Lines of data
****************
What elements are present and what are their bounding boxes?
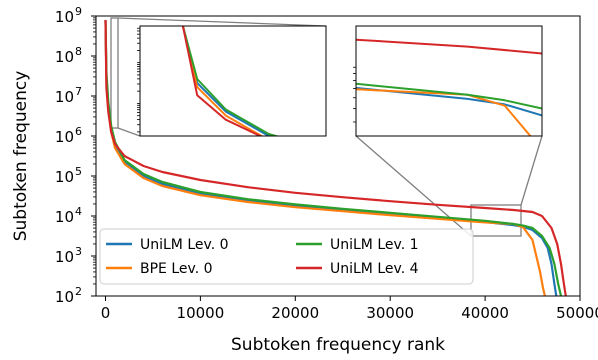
legend-label: UniLM Lev. 1: [330, 237, 419, 253]
x-tick-label: 30000: [366, 304, 414, 322]
y-tick-label: 10: [55, 288, 74, 306]
y-tick-exponent: 2: [75, 285, 82, 298]
legend-box: [99, 228, 474, 285]
y-axis-label: Subtoken frequency: [11, 71, 31, 242]
legend-entries: UniLM Lev. 0 BPE Lev. 0 UniLM Lev. 1 UniLM …: [106, 237, 419, 277]
x-tick-label: 50000: [556, 304, 598, 322]
y-tick-label: 10: [55, 8, 74, 26]
x-tick-label: 10000: [177, 304, 225, 322]
x-axis: 0 10000 20000 30000 40000 50000: [101, 296, 598, 322]
y-tick-exponent: 4: [75, 205, 82, 218]
y-tick-exponent: 9: [75, 5, 82, 18]
zoom-connector-left-bottom: [117, 127, 141, 137]
y-tick-label: 10: [55, 168, 74, 186]
y-tick-exponent: 7: [75, 85, 82, 98]
series-line-3: [104, 19, 567, 296]
y-tick-label: 10: [55, 48, 74, 66]
y-tick-exponent: 6: [75, 125, 82, 138]
y-tick-exponent: 5: [75, 165, 82, 178]
legend-label: UniLM Lev. 4: [330, 261, 419, 277]
y-tick-label: 10: [55, 208, 74, 226]
zoom-connector-right-right: [520, 135, 543, 206]
y-tick-label: 10: [55, 128, 74, 146]
x-tick-label: 40000: [461, 304, 509, 322]
x-axis-label: Subtoken frequency rank: [231, 335, 445, 355]
y-tick-exponent: 8: [75, 45, 82, 58]
legend: UniLM Lev. 0 BPE Lev. 0 UniLM Lev. 1 UniLM …: [99, 228, 474, 285]
y-tick-label: 10: [55, 248, 74, 266]
x-tick-label: 20000: [271, 304, 319, 322]
main-series-group: [104, 19, 567, 296]
legend-label: BPE Lev. 0: [140, 261, 213, 277]
y-tick-exponent: 3: [75, 245, 82, 258]
zoom-inset-left: [137, 25, 327, 137]
legend-label: UniLM Lev. 0: [140, 237, 229, 253]
plot-frame: [95, 15, 581, 297]
zoom-connector-left-top: [117, 17, 327, 27]
zoom-inset-right: [353, 25, 543, 137]
y-tick-label: 10: [55, 88, 74, 106]
x-tick-label: 0: [101, 304, 111, 322]
zoom-source-box-left: [110, 17, 119, 129]
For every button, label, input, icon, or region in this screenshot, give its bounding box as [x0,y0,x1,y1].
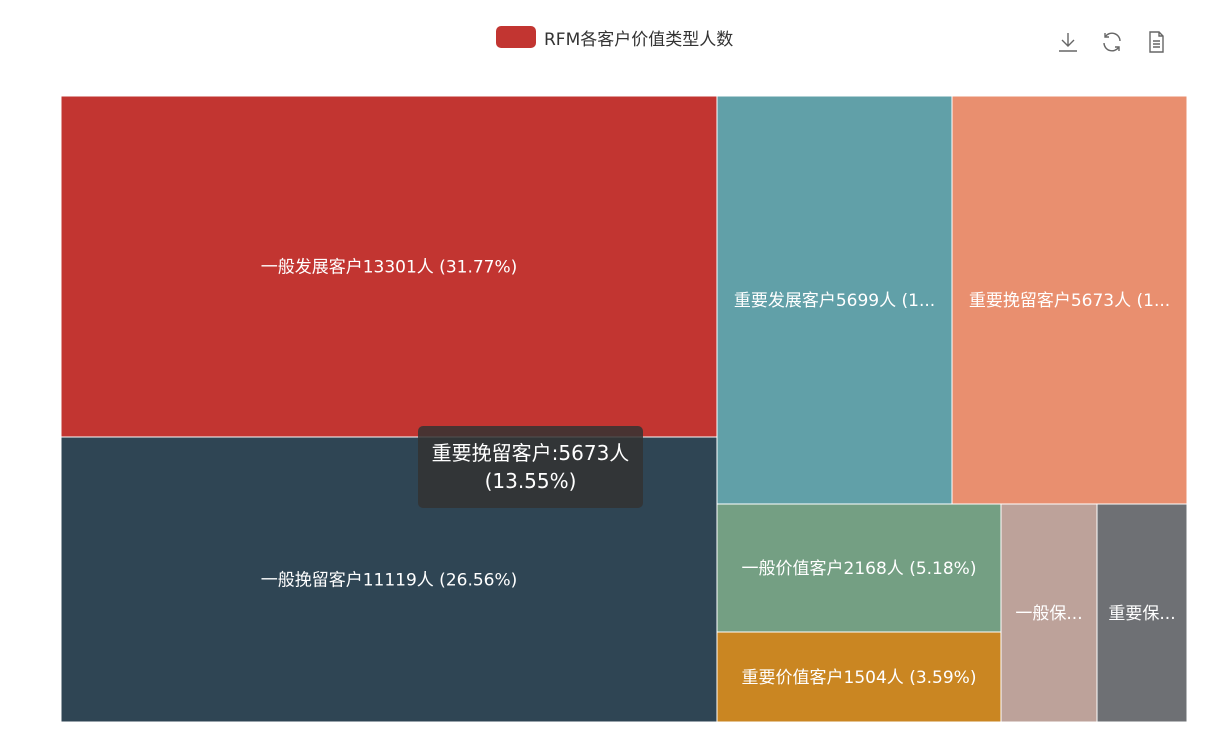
legend-swatch [496,26,536,48]
tooltip-line1: 重要挽留客户:5673人 [431,441,630,465]
treemap-tile-label: 一般发展客户13301人 (31.77%) [261,258,518,278]
treemap-tile[interactable] [716,95,953,505]
treemap-tile[interactable] [1096,503,1188,723]
treemap-tile-label: 重要挽留客户5673人 (1... [969,291,1170,311]
tooltip: 重要挽留客户:5673人 (13.55%) [418,426,643,508]
legend-item[interactable]: RFM各客户价值类型人数 [496,24,733,50]
treemap-tile[interactable] [716,503,1002,633]
treemap-tile-label: 重要保... [1108,604,1175,624]
treemap-tile-label: 一般价值客户2168人 (5.18%) [742,559,977,579]
save-image-button[interactable] [1054,28,1082,56]
treemap-tile-label: 一般挽留客户11119人 (26.56%) [261,571,518,591]
download-icon [1059,33,1077,52]
toolbox [1054,28,1170,56]
restore-button[interactable] [1098,28,1126,56]
refresh-icon [1103,32,1121,52]
treemap-tile[interactable] [1000,503,1098,723]
tooltip-line2: (13.55%) [484,469,577,493]
data-view-icon [1149,31,1164,53]
treemap-tile[interactable] [951,95,1188,505]
legend-label: RFM各客户价值类型人数 [544,29,734,50]
treemap-tile[interactable] [716,631,1002,723]
treemap-tile[interactable] [60,95,718,438]
treemap-tile-label: 重要价值客户1504人 (3.59%) [742,668,977,688]
treemap-tile-label: 重要发展客户5699人 (1... [734,291,935,311]
data-view-button[interactable] [1142,28,1170,56]
treemap-tile-label: 一般保... [1015,604,1082,624]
****************
- WRITTEN EXERCISE:
Extract every one of the rows above verbatim, and omit the pictures from your answer.

- EXPECTED ANSWER:
What elements are present and what are their bounding boxes?
legend-label: UniLM Lev. 1: [330, 237, 419, 253]
x-tick-label: 30000: [366, 304, 414, 322]
y-tick-label: 10: [55, 288, 74, 306]
y-tick-exponent: 2: [75, 285, 82, 298]
legend-box: [99, 228, 474, 285]
y-axis-label: Subtoken frequency: [11, 71, 31, 242]
legend-entries: UniLM Lev. 0 BPE Lev. 0 UniLM Lev. 1 UniLM …: [106, 237, 419, 277]
x-tick-label: 50000: [556, 304, 598, 322]
y-tick-label: 10: [55, 8, 74, 26]
x-tick-label: 10000: [177, 304, 225, 322]
x-axis: 0 10000 20000 30000 40000 50000: [101, 296, 598, 322]
y-tick-exponent: 4: [75, 205, 82, 218]
y-tick-exponent: 9: [75, 5, 82, 18]
zoom-connector-left-bottom: [117, 127, 141, 137]
y-tick-label: 10: [55, 168, 74, 186]
y-tick-exponent: 7: [75, 85, 82, 98]
series-line-3: [104, 19, 567, 296]
y-tick-label: 10: [55, 48, 74, 66]
y-tick-exponent: 6: [75, 125, 82, 138]
y-tick-exponent: 5: [75, 165, 82, 178]
legend-label: UniLM Lev. 4: [330, 261, 419, 277]
y-tick-label: 10: [55, 208, 74, 226]
zoom-connector-right-right: [520, 135, 543, 206]
y-tick-label: 10: [55, 128, 74, 146]
x-tick-label: 40000: [461, 304, 509, 322]
x-axis-label: Subtoken frequency rank: [231, 335, 445, 355]
y-tick-exponent: 8: [75, 45, 82, 58]
legend: UniLM Lev. 0 BPE Lev. 0 UniLM Lev. 1 UniLM …: [99, 228, 474, 285]
y-tick-label: 10: [55, 248, 74, 266]
x-tick-label: 20000: [271, 304, 319, 322]
main-series-group: [104, 19, 567, 296]
legend-label: BPE Lev. 0: [140, 261, 213, 277]
y-tick-exponent: 3: [75, 245, 82, 258]
zoom-inset-left: [137, 25, 327, 137]
legend-label: UniLM Lev. 0: [140, 237, 229, 253]
plot-frame: [95, 15, 581, 297]
zoom-connector-left-top: [117, 17, 327, 27]
zoom-inset-right: [353, 25, 543, 137]
y-tick-label: 10: [55, 88, 74, 106]
x-tick-label: 0: [101, 304, 111, 322]
zoom-source-box-left: [110, 17, 119, 129]
For every button, label, input, icon, or region in this screenshot, give its bounding box as [x0,y0,x1,y1].
legend-swatch [496,26,536,48]
tooltip-line1: 重要挽留客户:5673人 [431,441,630,465]
treemap-tile-label: 一般发展客户13301人 (31.77%) [261,258,518,278]
treemap-tile[interactable] [716,95,953,505]
treemap-tile[interactable] [1096,503,1188,723]
treemap-tile-label: 重要挽留客户5673人 (1... [969,291,1170,311]
tooltip: 重要挽留客户:5673人 (13.55%) [418,426,643,508]
legend-item[interactable]: RFM各客户价值类型人数 [496,24,733,50]
treemap-tile[interactable] [716,503,1002,633]
treemap-tile-label: 重要保... [1108,604,1175,624]
treemap-tile-label: 一般价值客户2168人 (5.18%) [742,559,977,579]
save-image-button[interactable] [1054,28,1082,56]
treemap-tile-label: 一般挽留客户11119人 (26.56%) [261,571,518,591]
download-icon [1059,33,1077,52]
toolbox [1054,28,1170,56]
restore-button[interactable] [1098,28,1126,56]
refresh-icon [1103,32,1121,52]
treemap-tile[interactable] [1000,503,1098,723]
tooltip-line2: (13.55%) [484,469,577,493]
data-view-icon [1149,31,1164,53]
treemap-tile[interactable] [951,95,1188,505]
legend-label: RFM各客户价值类型人数 [544,29,734,50]
treemap-tile[interactable] [716,631,1002,723]
treemap-tile[interactable] [60,95,718,438]
treemap-tile-label: 重要价值客户1504人 (3.59%) [742,668,977,688]
treemap-tile-label: 重要发展客户5699人 (1... [734,291,935,311]
data-view-button[interactable] [1142,28,1170,56]
treemap-tile-label: 一般保... [1015,604,1082,624]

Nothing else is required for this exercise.